— Begin —

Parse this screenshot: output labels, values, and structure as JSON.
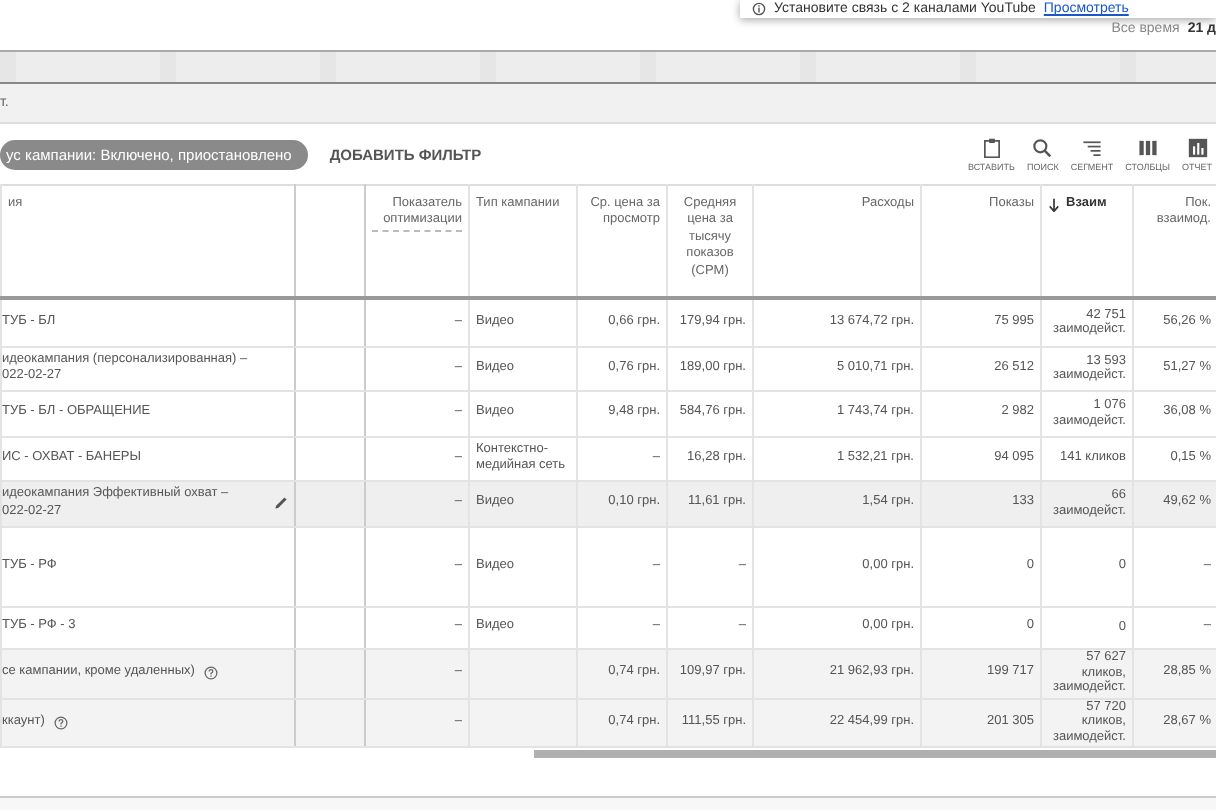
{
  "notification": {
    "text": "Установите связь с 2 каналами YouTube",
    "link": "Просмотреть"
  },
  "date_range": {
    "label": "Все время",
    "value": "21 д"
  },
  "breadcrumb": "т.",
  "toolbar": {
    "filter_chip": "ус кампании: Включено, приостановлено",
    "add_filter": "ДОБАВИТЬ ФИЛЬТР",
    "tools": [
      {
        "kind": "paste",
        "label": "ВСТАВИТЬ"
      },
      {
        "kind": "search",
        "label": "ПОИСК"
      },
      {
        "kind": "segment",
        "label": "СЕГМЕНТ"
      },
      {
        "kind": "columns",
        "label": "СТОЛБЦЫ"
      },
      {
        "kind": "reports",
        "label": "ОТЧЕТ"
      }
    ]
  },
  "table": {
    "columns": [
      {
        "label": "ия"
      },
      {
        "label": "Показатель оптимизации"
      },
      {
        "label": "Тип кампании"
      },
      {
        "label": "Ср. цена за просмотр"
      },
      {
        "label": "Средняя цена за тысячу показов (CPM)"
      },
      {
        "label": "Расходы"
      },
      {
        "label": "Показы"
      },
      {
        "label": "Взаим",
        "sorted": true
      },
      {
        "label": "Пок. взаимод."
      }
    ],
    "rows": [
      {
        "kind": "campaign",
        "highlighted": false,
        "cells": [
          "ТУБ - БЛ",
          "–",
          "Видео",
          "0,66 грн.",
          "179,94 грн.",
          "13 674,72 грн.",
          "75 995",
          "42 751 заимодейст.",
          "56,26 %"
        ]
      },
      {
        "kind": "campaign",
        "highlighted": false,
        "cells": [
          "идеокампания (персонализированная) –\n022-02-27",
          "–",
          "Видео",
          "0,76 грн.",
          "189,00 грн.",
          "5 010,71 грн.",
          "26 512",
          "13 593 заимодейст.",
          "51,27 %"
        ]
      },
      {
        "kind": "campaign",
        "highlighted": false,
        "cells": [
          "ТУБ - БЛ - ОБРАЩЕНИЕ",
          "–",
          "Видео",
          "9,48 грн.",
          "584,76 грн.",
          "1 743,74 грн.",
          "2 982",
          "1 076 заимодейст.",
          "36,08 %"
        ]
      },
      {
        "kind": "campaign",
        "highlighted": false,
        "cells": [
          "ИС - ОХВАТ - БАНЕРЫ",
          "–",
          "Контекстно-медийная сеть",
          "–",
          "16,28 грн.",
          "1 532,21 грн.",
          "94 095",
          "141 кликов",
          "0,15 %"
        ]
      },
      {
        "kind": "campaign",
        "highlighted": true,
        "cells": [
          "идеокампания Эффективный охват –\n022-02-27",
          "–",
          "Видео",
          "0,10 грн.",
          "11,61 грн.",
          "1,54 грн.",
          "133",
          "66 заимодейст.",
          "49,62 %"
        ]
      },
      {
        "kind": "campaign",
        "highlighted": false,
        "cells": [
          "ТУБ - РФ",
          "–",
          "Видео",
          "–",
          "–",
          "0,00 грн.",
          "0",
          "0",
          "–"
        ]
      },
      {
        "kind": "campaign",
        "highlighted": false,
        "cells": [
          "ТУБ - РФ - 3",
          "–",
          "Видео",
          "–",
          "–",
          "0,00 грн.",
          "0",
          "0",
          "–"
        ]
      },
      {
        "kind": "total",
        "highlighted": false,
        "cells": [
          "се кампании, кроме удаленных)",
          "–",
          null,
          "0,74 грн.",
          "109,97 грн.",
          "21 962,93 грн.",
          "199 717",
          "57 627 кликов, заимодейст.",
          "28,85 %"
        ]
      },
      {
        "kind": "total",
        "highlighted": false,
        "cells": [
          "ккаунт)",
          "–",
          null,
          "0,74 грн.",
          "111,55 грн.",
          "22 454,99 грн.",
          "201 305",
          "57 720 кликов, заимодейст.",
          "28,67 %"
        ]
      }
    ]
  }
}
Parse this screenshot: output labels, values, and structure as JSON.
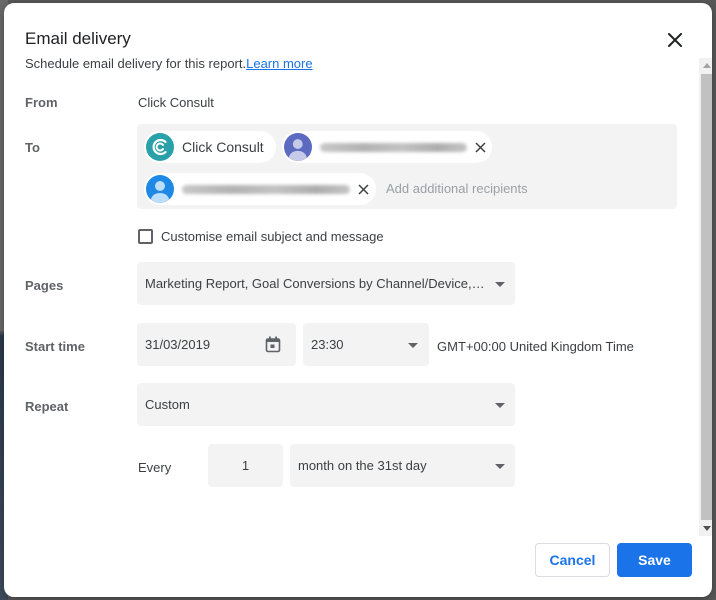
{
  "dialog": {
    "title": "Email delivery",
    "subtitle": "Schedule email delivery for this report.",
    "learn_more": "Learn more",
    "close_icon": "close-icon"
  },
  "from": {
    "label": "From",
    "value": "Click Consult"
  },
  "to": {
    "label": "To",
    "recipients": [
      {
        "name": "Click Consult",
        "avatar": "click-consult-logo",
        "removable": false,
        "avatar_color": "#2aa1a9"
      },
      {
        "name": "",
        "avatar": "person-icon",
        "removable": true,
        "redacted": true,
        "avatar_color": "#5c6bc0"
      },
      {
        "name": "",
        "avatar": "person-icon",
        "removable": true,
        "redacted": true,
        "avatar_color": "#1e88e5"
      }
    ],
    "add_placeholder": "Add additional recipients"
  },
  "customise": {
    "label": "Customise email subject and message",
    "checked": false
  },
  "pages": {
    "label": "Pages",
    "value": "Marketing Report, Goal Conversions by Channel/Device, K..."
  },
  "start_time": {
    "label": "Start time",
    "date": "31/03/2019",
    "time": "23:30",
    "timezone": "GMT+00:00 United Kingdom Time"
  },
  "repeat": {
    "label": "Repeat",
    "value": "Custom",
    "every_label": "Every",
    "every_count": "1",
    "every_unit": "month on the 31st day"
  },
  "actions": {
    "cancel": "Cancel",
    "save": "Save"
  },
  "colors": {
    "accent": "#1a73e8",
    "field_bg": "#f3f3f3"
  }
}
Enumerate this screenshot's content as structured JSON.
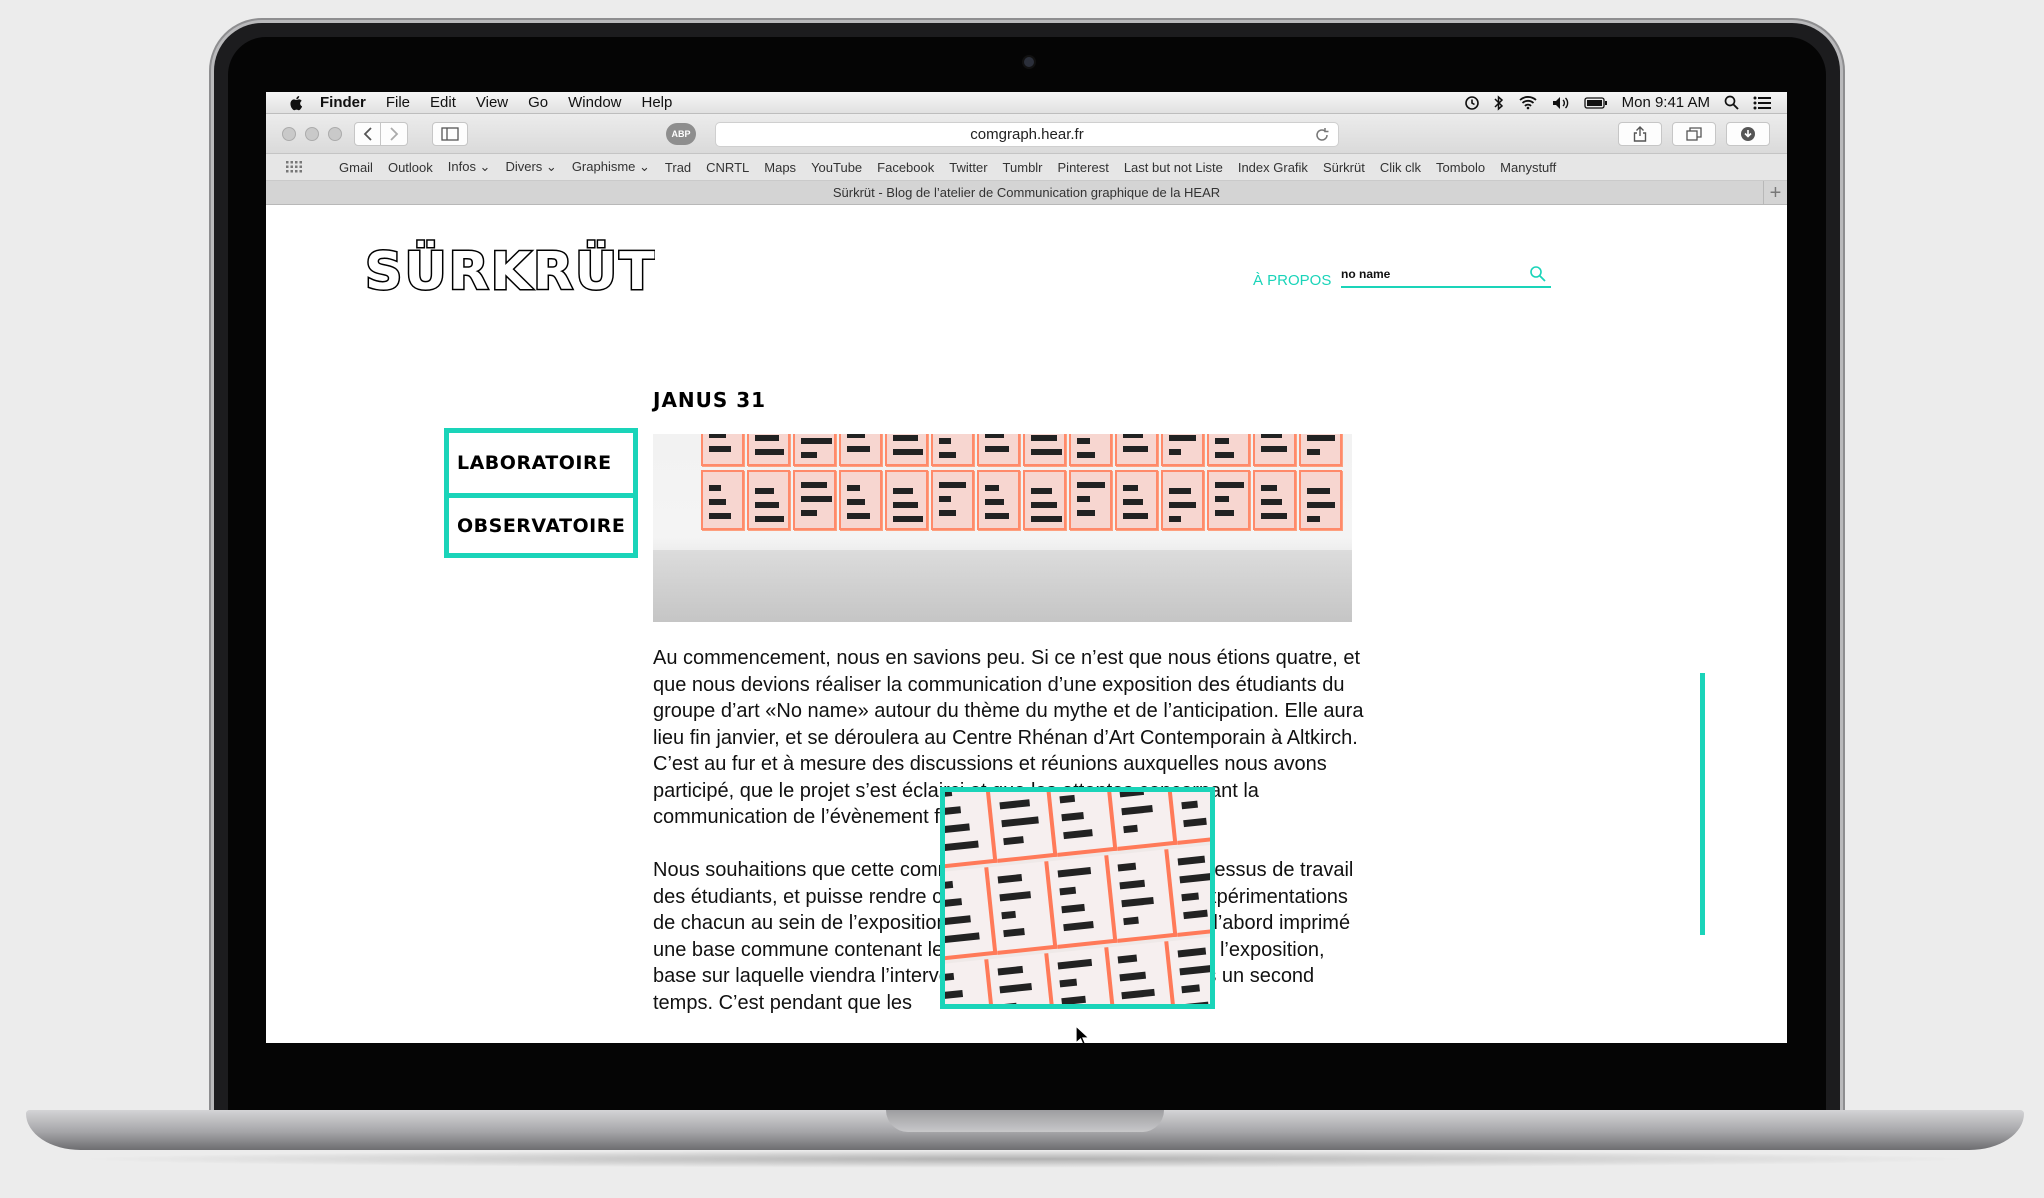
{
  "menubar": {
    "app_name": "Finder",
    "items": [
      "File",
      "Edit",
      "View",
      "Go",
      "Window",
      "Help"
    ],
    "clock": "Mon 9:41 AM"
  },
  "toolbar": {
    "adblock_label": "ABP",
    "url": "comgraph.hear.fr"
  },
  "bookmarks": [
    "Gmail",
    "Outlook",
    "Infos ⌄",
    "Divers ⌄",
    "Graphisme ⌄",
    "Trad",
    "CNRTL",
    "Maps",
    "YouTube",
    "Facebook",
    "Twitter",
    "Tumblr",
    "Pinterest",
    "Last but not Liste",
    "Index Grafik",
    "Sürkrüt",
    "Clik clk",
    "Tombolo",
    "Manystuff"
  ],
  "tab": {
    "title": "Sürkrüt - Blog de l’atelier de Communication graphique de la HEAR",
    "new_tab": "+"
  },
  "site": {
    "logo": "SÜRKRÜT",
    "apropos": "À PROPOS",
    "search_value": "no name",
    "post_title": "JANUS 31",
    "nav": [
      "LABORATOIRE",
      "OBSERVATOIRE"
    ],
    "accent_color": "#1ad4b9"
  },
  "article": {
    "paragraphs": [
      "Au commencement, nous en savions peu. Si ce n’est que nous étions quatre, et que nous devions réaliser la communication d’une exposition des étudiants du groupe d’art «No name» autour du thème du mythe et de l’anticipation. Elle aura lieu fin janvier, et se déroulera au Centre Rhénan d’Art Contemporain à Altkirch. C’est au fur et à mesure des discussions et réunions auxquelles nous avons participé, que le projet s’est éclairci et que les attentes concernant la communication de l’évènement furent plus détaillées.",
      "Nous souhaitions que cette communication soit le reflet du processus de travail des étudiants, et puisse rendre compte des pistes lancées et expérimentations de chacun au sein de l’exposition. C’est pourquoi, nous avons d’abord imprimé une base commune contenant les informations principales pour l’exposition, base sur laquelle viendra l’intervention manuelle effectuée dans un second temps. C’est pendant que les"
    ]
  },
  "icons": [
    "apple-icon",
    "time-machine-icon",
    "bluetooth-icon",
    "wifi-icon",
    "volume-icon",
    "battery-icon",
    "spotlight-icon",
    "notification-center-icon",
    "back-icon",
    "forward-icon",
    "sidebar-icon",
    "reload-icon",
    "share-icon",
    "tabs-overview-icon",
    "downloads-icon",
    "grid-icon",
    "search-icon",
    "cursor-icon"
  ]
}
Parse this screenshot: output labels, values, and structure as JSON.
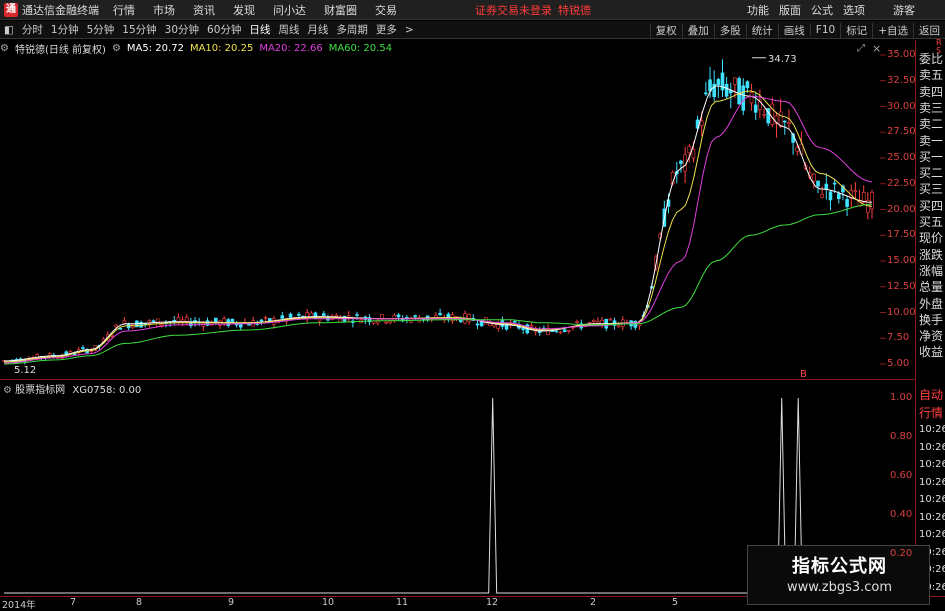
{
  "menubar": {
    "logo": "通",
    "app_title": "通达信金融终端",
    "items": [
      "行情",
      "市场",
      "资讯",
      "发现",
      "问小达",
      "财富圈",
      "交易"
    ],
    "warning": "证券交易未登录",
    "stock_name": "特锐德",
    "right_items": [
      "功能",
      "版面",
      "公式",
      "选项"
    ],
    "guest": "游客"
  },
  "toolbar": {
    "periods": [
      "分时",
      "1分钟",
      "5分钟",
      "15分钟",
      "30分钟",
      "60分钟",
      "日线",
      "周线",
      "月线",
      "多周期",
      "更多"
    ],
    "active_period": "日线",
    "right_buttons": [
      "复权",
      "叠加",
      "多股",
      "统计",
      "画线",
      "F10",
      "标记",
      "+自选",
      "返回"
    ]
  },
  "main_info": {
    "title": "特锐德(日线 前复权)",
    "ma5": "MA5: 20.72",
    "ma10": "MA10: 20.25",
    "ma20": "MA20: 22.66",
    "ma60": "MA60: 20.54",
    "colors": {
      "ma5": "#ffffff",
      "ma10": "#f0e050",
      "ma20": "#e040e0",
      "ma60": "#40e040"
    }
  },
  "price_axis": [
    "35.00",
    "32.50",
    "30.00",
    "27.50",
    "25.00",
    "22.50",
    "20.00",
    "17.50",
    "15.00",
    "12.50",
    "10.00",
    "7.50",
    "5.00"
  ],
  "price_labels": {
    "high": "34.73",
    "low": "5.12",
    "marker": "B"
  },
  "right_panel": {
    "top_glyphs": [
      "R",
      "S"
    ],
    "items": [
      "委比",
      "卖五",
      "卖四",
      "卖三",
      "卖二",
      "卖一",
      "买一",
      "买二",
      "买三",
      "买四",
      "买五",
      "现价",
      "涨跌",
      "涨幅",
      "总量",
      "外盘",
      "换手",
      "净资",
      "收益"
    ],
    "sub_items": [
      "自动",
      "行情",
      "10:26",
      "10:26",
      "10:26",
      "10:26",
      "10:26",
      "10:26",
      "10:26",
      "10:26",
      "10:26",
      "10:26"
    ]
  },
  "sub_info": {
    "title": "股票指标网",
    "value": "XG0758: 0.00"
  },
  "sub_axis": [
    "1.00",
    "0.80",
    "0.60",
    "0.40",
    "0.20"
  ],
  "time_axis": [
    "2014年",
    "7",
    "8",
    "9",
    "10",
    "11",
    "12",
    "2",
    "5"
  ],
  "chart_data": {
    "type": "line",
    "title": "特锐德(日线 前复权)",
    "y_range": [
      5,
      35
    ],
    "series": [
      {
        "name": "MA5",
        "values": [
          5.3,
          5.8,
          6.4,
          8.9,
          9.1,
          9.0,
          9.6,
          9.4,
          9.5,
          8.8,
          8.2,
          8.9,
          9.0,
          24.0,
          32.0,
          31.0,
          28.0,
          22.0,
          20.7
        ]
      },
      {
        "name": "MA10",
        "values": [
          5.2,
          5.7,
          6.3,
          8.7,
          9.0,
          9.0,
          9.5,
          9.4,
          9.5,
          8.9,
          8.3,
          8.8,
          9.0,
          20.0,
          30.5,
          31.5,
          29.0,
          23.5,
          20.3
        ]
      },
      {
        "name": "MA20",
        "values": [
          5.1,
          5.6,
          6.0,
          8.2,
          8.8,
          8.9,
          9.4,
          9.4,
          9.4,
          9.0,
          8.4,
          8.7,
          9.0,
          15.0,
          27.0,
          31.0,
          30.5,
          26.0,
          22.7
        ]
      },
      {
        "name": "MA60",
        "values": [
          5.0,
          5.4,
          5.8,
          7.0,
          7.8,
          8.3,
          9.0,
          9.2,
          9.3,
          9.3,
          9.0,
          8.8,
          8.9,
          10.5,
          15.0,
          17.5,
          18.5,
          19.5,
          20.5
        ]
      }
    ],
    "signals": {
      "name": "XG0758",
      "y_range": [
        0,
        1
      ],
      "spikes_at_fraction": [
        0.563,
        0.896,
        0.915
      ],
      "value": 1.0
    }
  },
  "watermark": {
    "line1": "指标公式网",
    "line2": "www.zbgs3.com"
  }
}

— End —

__AIM OF THE EXERCISE__: Every line of the listing that holds "nous" is to be counted; give only the resulting number.

__SOLUTION TO THE PROBLEM__: 2